[TASK INPUTS start]

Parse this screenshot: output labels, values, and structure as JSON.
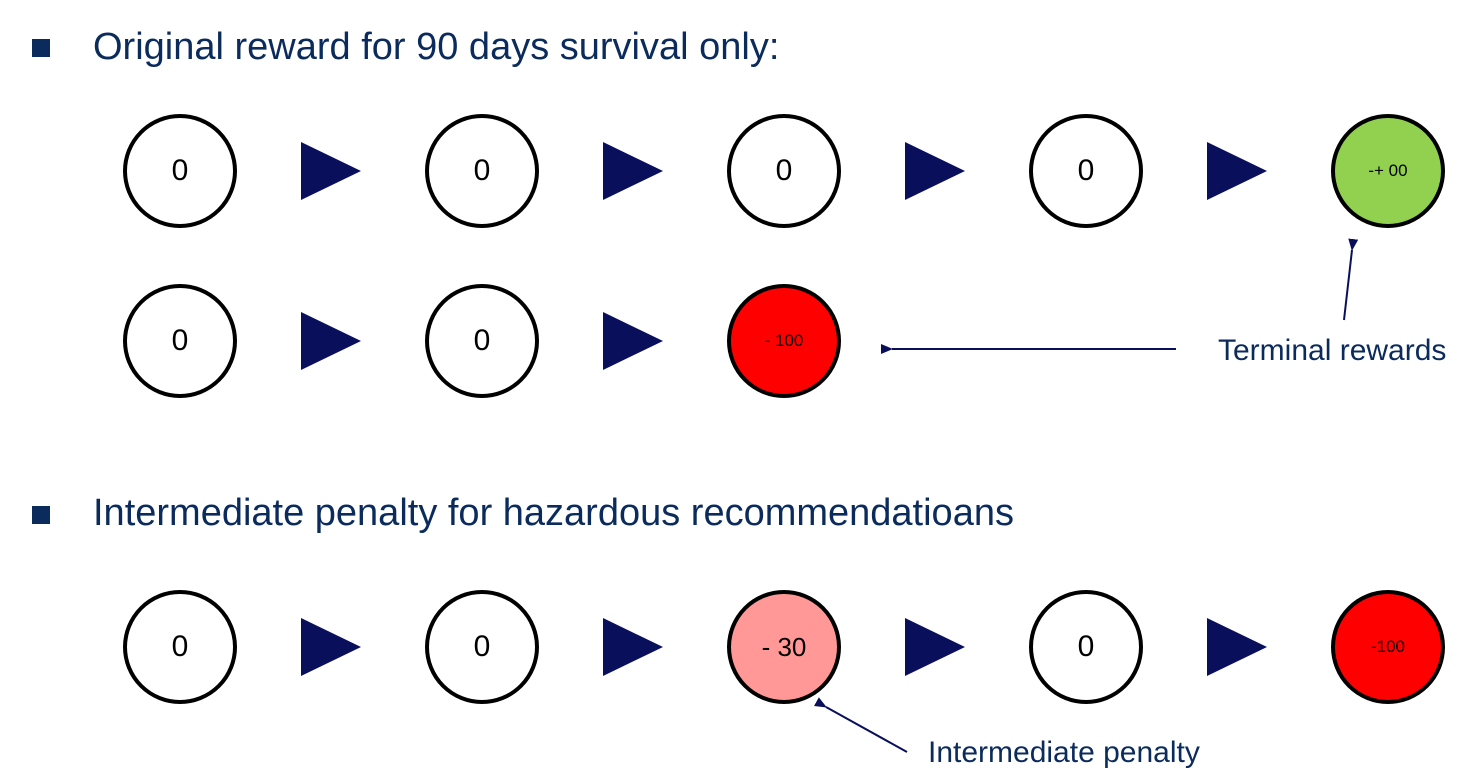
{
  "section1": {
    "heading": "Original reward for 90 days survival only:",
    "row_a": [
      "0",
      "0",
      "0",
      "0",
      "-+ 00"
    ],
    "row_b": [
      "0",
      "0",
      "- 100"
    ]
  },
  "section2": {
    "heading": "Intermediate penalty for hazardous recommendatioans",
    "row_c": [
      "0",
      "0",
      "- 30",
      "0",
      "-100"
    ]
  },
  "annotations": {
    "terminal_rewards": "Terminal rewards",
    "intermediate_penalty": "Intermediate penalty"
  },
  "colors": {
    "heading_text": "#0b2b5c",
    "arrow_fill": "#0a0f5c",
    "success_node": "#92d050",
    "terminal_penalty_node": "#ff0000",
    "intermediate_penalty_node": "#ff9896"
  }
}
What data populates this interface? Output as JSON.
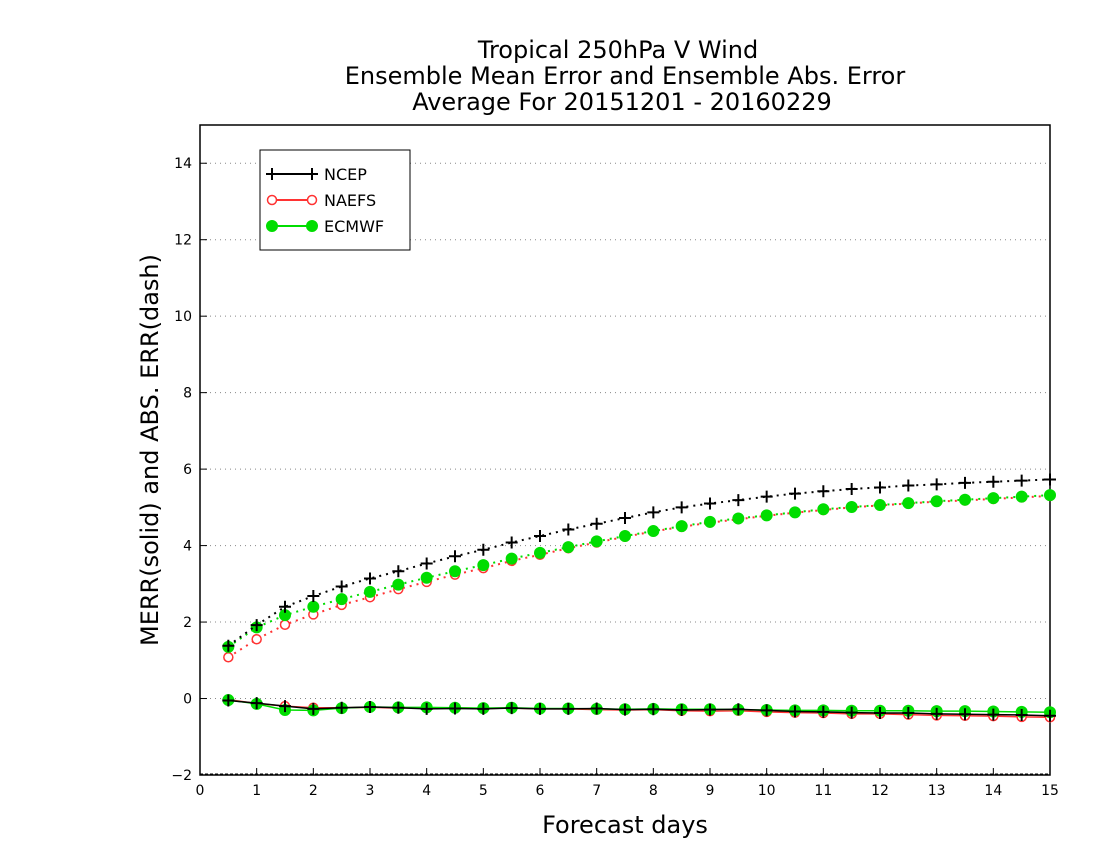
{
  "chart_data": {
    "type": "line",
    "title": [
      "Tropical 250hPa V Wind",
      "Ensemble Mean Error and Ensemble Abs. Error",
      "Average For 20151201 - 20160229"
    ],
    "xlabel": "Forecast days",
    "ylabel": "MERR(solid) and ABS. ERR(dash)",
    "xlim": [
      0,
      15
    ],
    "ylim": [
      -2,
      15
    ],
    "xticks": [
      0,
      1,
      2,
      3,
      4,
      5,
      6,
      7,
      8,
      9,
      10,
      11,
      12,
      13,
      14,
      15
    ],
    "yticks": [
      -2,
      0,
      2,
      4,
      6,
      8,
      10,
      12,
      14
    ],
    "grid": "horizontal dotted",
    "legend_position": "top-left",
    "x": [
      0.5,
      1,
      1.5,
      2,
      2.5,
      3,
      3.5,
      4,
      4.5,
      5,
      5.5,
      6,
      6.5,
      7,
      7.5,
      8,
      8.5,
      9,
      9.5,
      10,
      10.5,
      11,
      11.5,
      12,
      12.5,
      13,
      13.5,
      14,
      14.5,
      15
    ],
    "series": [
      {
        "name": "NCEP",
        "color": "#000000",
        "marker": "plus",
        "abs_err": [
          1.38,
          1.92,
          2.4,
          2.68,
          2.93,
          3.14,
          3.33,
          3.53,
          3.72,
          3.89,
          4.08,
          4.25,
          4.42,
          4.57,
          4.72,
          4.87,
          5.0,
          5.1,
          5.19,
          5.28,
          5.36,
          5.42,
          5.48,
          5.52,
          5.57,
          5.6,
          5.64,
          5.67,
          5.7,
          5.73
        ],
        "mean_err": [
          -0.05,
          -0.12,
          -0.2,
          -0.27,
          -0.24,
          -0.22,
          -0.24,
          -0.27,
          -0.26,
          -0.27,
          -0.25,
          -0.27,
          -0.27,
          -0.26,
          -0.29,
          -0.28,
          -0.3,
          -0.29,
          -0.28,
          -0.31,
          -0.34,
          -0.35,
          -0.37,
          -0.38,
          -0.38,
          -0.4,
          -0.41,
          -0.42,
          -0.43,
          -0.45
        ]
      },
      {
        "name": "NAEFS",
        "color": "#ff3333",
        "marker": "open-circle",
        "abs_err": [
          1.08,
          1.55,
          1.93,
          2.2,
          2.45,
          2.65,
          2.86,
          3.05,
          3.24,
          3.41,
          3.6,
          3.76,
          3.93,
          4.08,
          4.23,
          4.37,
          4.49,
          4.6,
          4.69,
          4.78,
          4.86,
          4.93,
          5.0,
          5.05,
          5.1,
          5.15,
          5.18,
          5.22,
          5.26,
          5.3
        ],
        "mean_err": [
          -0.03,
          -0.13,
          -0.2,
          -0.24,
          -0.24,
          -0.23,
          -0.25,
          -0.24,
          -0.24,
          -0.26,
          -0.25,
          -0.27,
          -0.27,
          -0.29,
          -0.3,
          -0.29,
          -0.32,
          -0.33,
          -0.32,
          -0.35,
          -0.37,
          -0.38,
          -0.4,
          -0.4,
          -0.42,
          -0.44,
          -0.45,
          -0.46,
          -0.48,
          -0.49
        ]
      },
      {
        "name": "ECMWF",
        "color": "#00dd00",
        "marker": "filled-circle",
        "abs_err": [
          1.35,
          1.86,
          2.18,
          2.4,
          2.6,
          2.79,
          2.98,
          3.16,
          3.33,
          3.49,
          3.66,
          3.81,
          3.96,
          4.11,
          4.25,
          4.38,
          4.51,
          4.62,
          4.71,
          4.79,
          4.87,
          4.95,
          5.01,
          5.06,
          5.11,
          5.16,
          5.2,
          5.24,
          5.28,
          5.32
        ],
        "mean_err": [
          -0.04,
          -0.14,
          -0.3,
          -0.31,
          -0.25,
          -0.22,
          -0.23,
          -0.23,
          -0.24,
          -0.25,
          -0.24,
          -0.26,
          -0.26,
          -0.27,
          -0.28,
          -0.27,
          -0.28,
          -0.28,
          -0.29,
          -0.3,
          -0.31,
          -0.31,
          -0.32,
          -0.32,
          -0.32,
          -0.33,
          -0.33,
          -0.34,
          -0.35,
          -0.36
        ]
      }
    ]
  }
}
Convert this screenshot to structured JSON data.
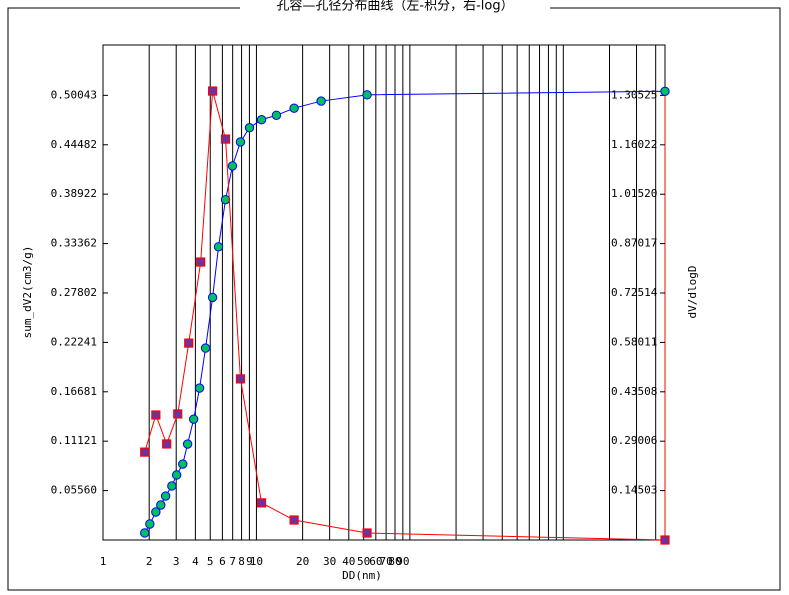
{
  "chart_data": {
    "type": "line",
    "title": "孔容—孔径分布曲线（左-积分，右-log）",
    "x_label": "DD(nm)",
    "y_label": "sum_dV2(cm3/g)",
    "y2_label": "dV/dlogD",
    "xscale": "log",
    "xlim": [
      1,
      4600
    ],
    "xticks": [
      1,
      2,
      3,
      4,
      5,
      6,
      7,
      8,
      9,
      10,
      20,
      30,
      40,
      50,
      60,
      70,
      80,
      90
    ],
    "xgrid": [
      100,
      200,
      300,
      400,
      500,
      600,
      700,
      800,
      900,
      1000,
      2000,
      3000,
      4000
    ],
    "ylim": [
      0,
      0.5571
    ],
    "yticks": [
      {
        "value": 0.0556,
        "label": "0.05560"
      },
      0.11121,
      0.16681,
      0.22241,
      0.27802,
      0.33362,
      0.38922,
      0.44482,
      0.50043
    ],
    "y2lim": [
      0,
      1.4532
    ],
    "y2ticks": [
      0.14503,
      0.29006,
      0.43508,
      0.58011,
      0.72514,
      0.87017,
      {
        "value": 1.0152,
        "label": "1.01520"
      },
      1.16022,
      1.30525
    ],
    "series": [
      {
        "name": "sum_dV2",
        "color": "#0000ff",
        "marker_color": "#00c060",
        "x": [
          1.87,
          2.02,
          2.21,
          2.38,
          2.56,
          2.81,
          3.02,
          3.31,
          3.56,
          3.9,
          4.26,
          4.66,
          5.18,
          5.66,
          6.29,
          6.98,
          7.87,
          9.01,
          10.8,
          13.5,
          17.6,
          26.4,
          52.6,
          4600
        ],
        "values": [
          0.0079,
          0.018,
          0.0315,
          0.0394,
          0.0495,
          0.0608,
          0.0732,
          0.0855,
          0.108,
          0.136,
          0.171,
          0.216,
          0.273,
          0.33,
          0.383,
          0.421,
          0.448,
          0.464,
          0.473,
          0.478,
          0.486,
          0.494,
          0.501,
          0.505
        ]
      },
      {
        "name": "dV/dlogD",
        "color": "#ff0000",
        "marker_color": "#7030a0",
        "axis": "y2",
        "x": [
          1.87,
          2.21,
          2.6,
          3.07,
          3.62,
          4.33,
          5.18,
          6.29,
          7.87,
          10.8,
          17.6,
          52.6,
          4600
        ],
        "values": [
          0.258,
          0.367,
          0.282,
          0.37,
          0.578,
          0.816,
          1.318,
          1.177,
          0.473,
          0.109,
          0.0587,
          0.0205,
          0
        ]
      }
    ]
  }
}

[TASK INPUTS end]

Say, as a bare number, how many lines in the entries above include the string "this".

3